▸ Stated goal
Identify the lines that contain the word "Ajustes" and copy each one.

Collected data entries
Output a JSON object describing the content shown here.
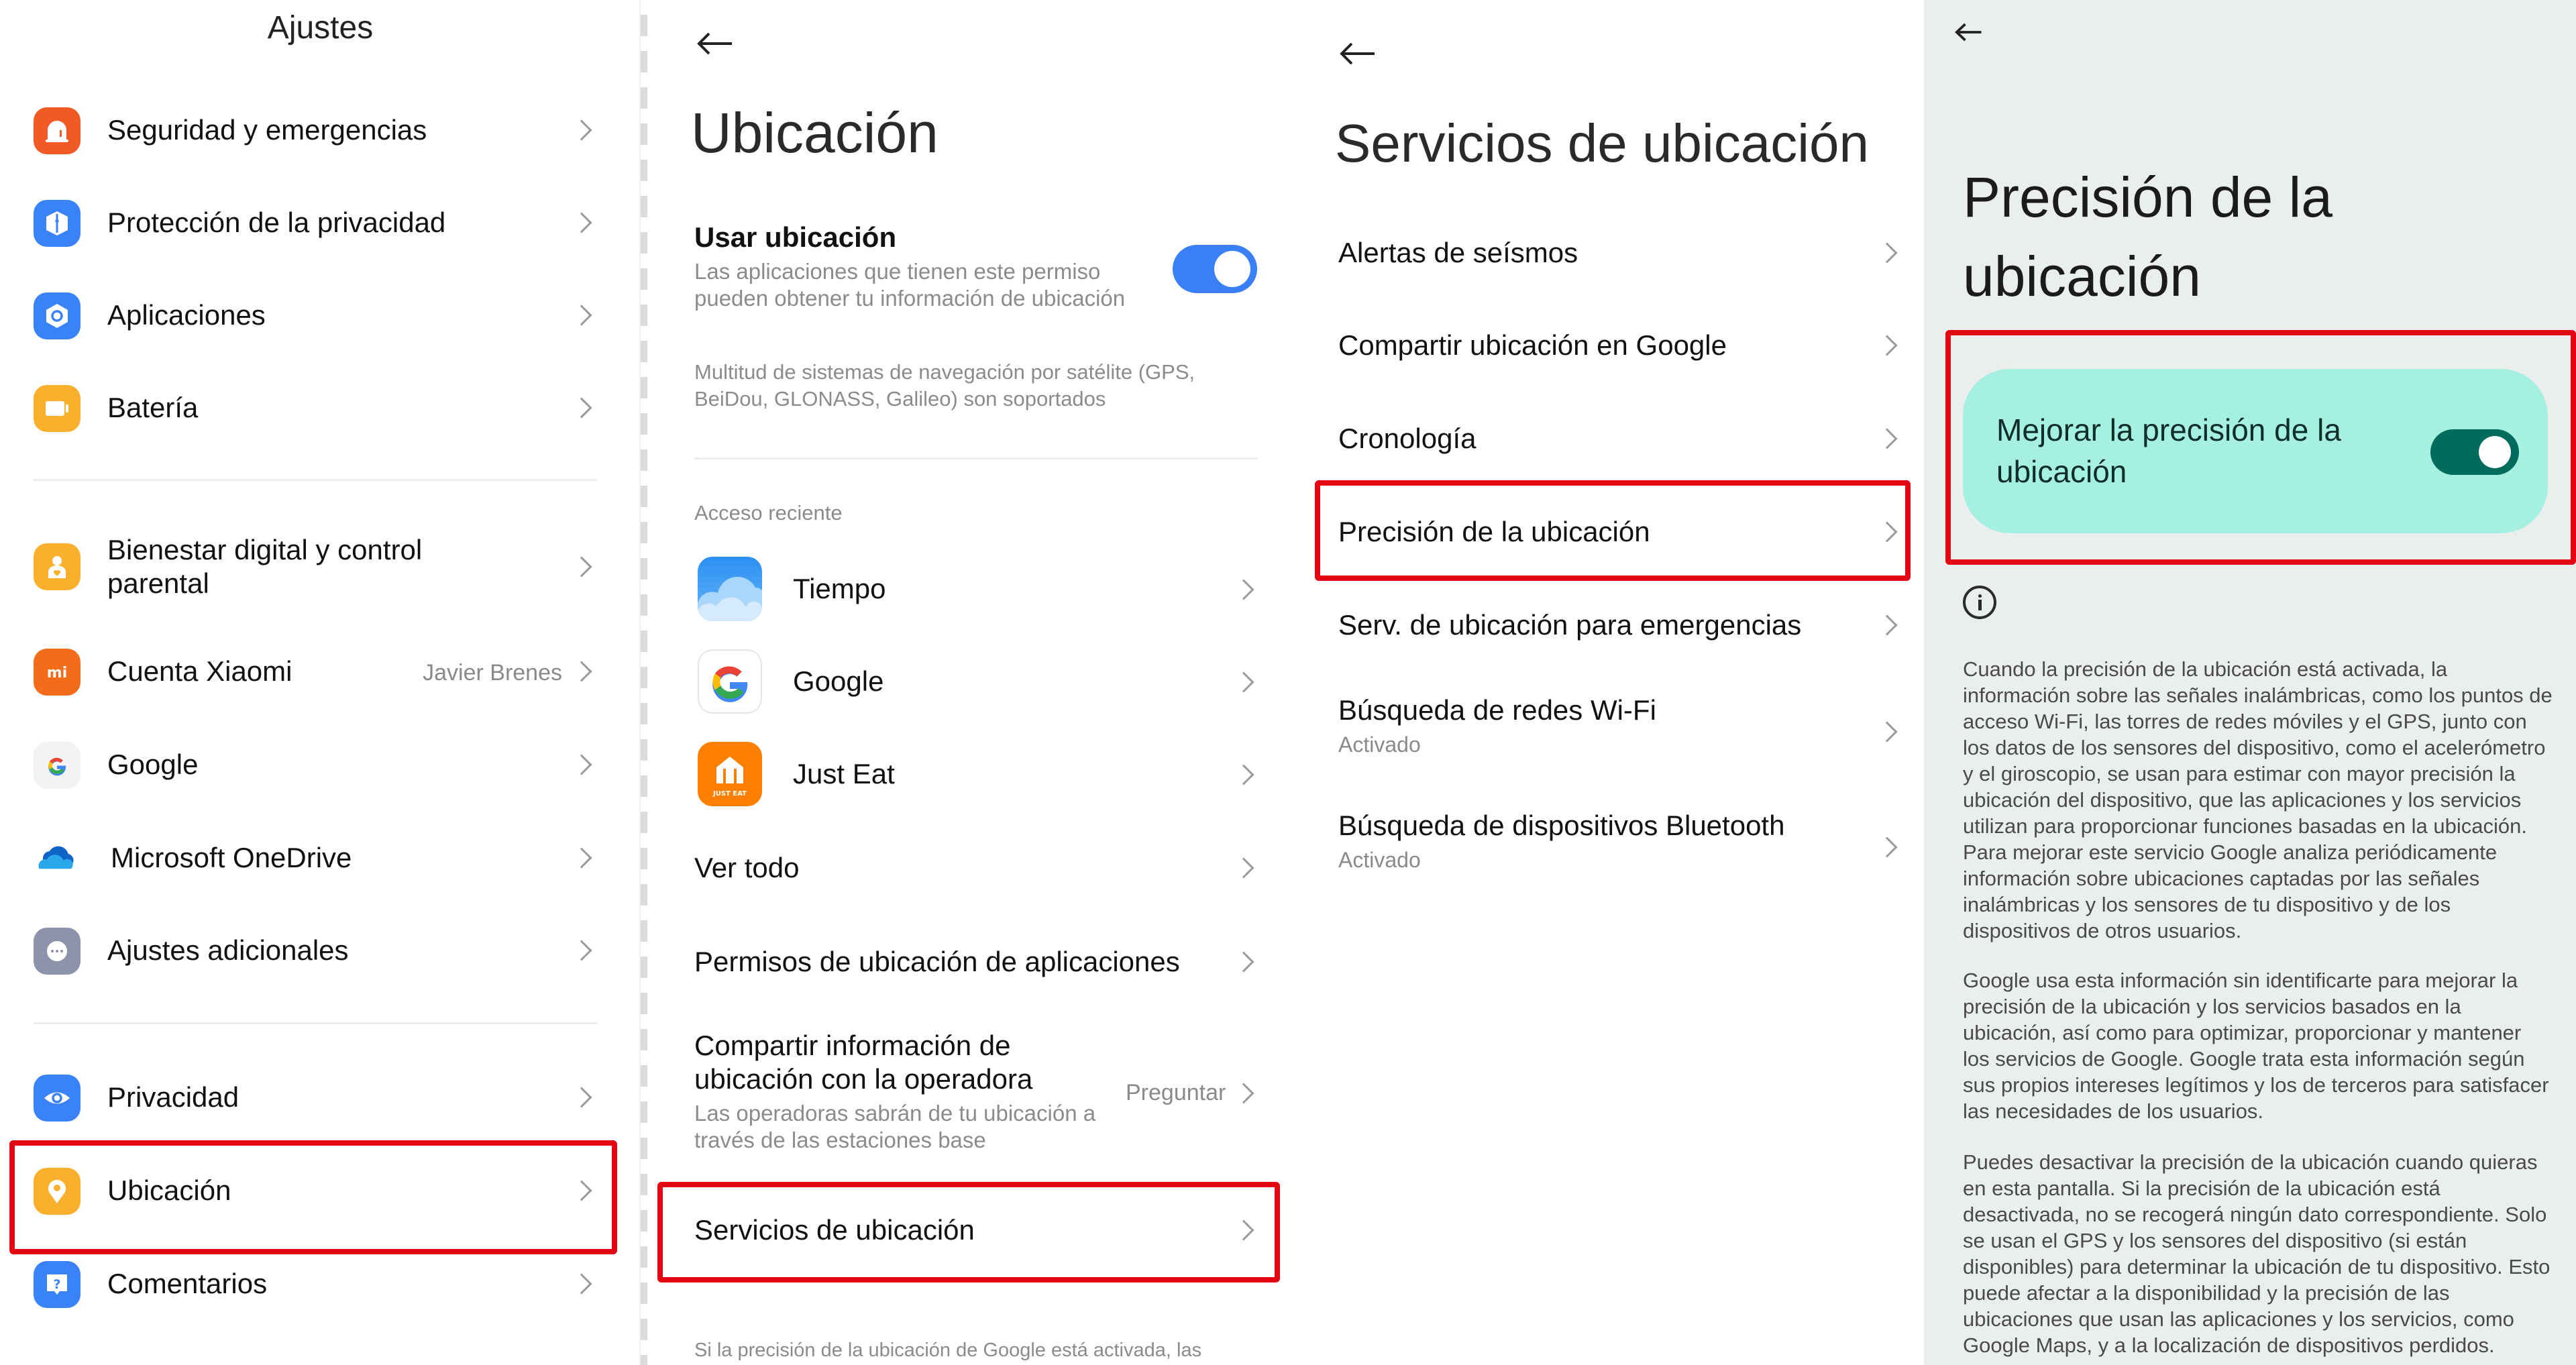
{
  "panels": {
    "settings": {
      "title": "Ajustes",
      "items": [
        {
          "label": "Seguridad y emergencias",
          "icon": "siren-icon",
          "color": "#f15a24"
        },
        {
          "label": "Protección de la privacidad",
          "icon": "privacy-shield-icon",
          "color": "#3a82f7"
        },
        {
          "label": "Aplicaciones",
          "icon": "apps-hexagon-icon",
          "color": "#3a82f7"
        },
        {
          "label": "Batería",
          "icon": "battery-icon",
          "color": "#fbb02d"
        },
        {
          "label": "Bienestar digital y control parental",
          "label_line1": "Bienestar digital y control",
          "label_line2": "parental",
          "icon": "wellbeing-icon",
          "color": "#fbb02d"
        },
        {
          "label": "Cuenta Xiaomi",
          "value": "Javier Brenes",
          "icon": "xiaomi-account-icon",
          "color": "#f26c1a"
        },
        {
          "label": "Google",
          "icon": "google-icon",
          "color": "#f3f3f3"
        },
        {
          "label": "Microsoft OneDrive",
          "icon": "onedrive-icon",
          "color": "#1e88e5"
        },
        {
          "label": "Ajustes adicionales",
          "icon": "more-dots-icon",
          "color": "#8d93ab"
        },
        {
          "label": "Privacidad",
          "icon": "eye-icon",
          "color": "#3a82f7"
        },
        {
          "label": "Ubicación",
          "icon": "location-pin-icon",
          "color": "#fbb02d",
          "highlighted": true
        },
        {
          "label": "Comentarios",
          "icon": "feedback-icon",
          "color": "#3a82f7"
        }
      ]
    },
    "location": {
      "back_icon": "back-arrow-icon",
      "title": "Ubicación",
      "use_location": {
        "label": "Usar ubicación",
        "description_line1": "Las aplicaciones que tienen este permiso",
        "description_line2": "pueden obtener tu información de ubicación",
        "enabled": true,
        "toggle_color": "#3a7ff6"
      },
      "gnss_note_line1": "Multitud de sistemas de navegación por satélite (GPS,",
      "gnss_note_line2": "BeiDou, GLONASS, Galileo) son soportados",
      "recent_access_header": "Acceso reciente",
      "recent_apps": [
        {
          "label": "Tiempo",
          "icon": "weather-app-icon"
        },
        {
          "label": "Google",
          "icon": "google-app-icon"
        },
        {
          "label": "Just Eat",
          "icon": "just-eat-app-icon",
          "icon_text": "JUST EAT"
        }
      ],
      "see_all": "Ver todo",
      "app_permissions": "Permisos de ubicación de aplicaciones",
      "carrier_share": {
        "label_line1": "Compartir información de",
        "label_line2": "ubicación con la operadora",
        "description_line1": "Las operadoras sabrán de tu ubicación a",
        "description_line2": "través de las estaciones base",
        "value": "Preguntar"
      },
      "location_services": {
        "label": "Servicios de ubicación",
        "highlighted": true
      },
      "footer_note": "Si la precisión de la ubicación de Google está activada, las"
    },
    "location_services": {
      "back_icon": "back-arrow-icon",
      "title": "Servicios de ubicación",
      "items": [
        {
          "label": "Alertas de seísmos"
        },
        {
          "label": "Compartir ubicación en Google"
        },
        {
          "label": "Cronología"
        },
        {
          "label": "Precisión de la ubicación",
          "highlighted": true
        },
        {
          "label": "Serv. de ubicación para emergencias"
        },
        {
          "label": "Búsqueda de redes Wi-Fi",
          "status": "Activado"
        },
        {
          "label": "Búsqueda de dispositivos Bluetooth",
          "status": "Activado"
        }
      ]
    },
    "location_accuracy": {
      "back_icon": "back-arrow-icon",
      "title_line1": "Precisión de la",
      "title_line2": "ubicación",
      "toggle": {
        "label_line1": "Mejorar la precisión de la",
        "label_line2": "ubicación",
        "enabled": true,
        "card_color": "#a6f0e1",
        "toggle_color": "#006c5b"
      },
      "info_icon": "info-icon",
      "paragraphs": [
        "Cuando la precisión de la ubicación está activada, la información sobre las señales inalámbricas, como los puntos de acceso Wi-Fi, las torres de redes móviles y el GPS, junto con los datos de los sensores del dispositivo, como el acelerómetro y el giroscopio, se usan para estimar con mayor precisión la ubicación del dispositivo, que las aplicaciones y los servicios utilizan para proporcionar funciones basadas en la ubicación. Para mejorar este servicio Google analiza periódicamente información sobre ubicaciones captadas por las señales inalámbricas y los sensores de tu dispositivo y de los dispositivos de otros usuarios.",
        "Google usa esta información sin identificarte para mejorar la precisión de la ubicación y los servicios basados en la ubicación, así como para optimizar, proporcionar y mantener los servicios de Google. Google trata esta información según sus propios intereses legítimos y los de terceros para satisfacer las necesidades de los usuarios.",
        "Puedes desactivar la precisión de la ubicación cuando quieras en esta pantalla. Si la precisión de la ubicación está desactivada, no se recogerá ningún dato correspondiente. Solo se usan el GPS y los sensores del dispositivo (si están disponibles) para determinar la ubicación de tu dispositivo. Esto puede afectar a la disponibilidad y la precisión de las ubicaciones que usan las aplicaciones y los servicios, como Google Maps, y a la localización de dispositivos perdidos."
      ]
    }
  },
  "colors": {
    "highlight_box": "#e30613",
    "accent_blue": "#3a7ff6",
    "accent_teal": "#006c5b",
    "panel4_background": "#eaefee"
  }
}
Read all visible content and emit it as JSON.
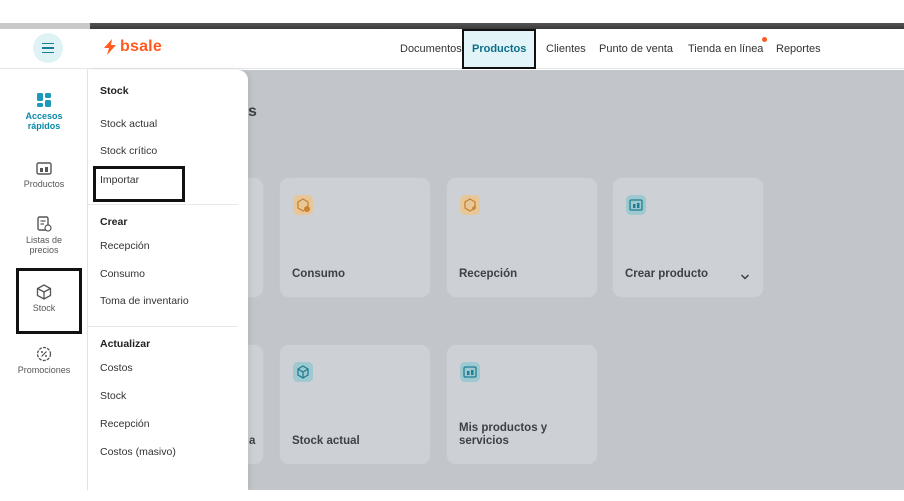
{
  "brand": {
    "name": "bsale",
    "accent": "#ff5a1f",
    "teal": "#0a8aa8"
  },
  "nav": {
    "items": [
      {
        "label": "Documentos"
      },
      {
        "label": "Productos",
        "active": true
      },
      {
        "label": "Clientes"
      },
      {
        "label": "Punto de venta"
      },
      {
        "label": "Tienda en línea",
        "notification": true
      },
      {
        "label": "Reportes"
      }
    ]
  },
  "sidebar": {
    "items": [
      {
        "label": "Accesos rápidos",
        "icon": "grid-icon",
        "active": true
      },
      {
        "label": "Productos",
        "icon": "products-icon"
      },
      {
        "label": "Listas de precios",
        "icon": "price-list-icon"
      },
      {
        "label": "Stock",
        "icon": "box-icon"
      },
      {
        "label": "Promociones",
        "icon": "promo-icon"
      }
    ]
  },
  "dropdown": {
    "sections": [
      {
        "title": "Stock",
        "items": [
          "Stock actual",
          "Stock crítico",
          "Importar"
        ]
      },
      {
        "title": "Crear",
        "items": [
          "Recepción",
          "Consumo",
          "Toma de inventario"
        ]
      },
      {
        "title": "Actualizar",
        "items": [
          "Costos",
          "Stock",
          "Recepción",
          "Costos (masivo)"
        ]
      }
    ]
  },
  "main": {
    "heading_partial": "s",
    "cards_row1": [
      {
        "title": "Consumo",
        "icon": "box-alert-icon",
        "color": "#e7a04a"
      },
      {
        "title": "Recepción",
        "icon": "box-add-icon",
        "color": "#e7a04a"
      },
      {
        "title": "Crear producto",
        "icon": "products-icon",
        "color": "#2b9cb0",
        "chevron": true
      }
    ],
    "cards_row2": [
      {
        "title": "a",
        "partial": true
      },
      {
        "title": "Stock actual",
        "icon": "box-icon",
        "color": "#2b9cb0"
      },
      {
        "title": "Mis productos y servicios",
        "icon": "products-icon",
        "color": "#2b9cb0"
      }
    ]
  }
}
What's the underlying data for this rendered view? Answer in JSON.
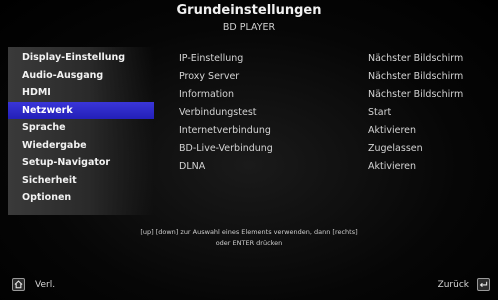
{
  "header": {
    "title": "Grundeinstellungen",
    "subtitle": "BD PLAYER"
  },
  "sidebar": {
    "items": [
      {
        "label": "Display-Einstellung"
      },
      {
        "label": "Audio-Ausgang"
      },
      {
        "label": "HDMI"
      },
      {
        "label": "Netzwerk"
      },
      {
        "label": "Sprache"
      },
      {
        "label": "Wiedergabe"
      },
      {
        "label": "Setup-Navigator"
      },
      {
        "label": "Sicherheit"
      },
      {
        "label": "Optionen"
      }
    ],
    "selected": "Netzwerk",
    "selected_color": "#2f2bd0"
  },
  "settings": [
    {
      "label": "IP-Einstellung",
      "value": "Nächster Bildschirm"
    },
    {
      "label": "Proxy Server",
      "value": "Nächster Bildschirm"
    },
    {
      "label": "Information",
      "value": "Nächster Bildschirm"
    },
    {
      "label": "Verbindungstest",
      "value": "Start"
    },
    {
      "label": "Internetverbindung",
      "value": "Aktivieren"
    },
    {
      "label": "BD-Live-Verbindung",
      "value": "Zugelassen"
    },
    {
      "label": "DLNA",
      "value": "Aktivieren"
    }
  ],
  "hint": {
    "line1": "[up] [down] zur Auswahl eines Elements verwenden, dann [rechts]",
    "line2": "oder ENTER drücken"
  },
  "footer": {
    "exit_label": "Verl.",
    "exit_icon": "home-icon",
    "back_label": "Zurück",
    "back_icon": "return-icon"
  }
}
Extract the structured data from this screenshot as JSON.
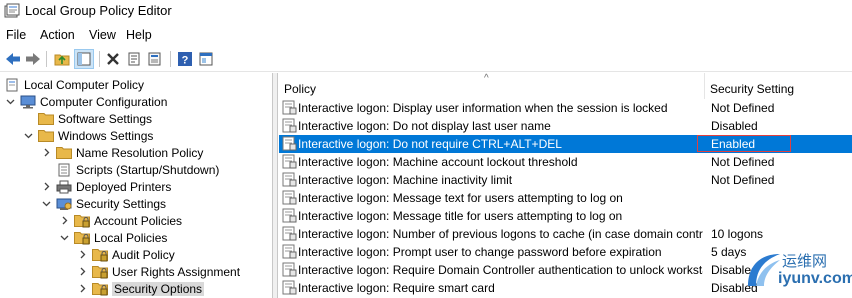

▸ Correct response
      "title": "Ajustes",
          "label": "Ajustes adicionales",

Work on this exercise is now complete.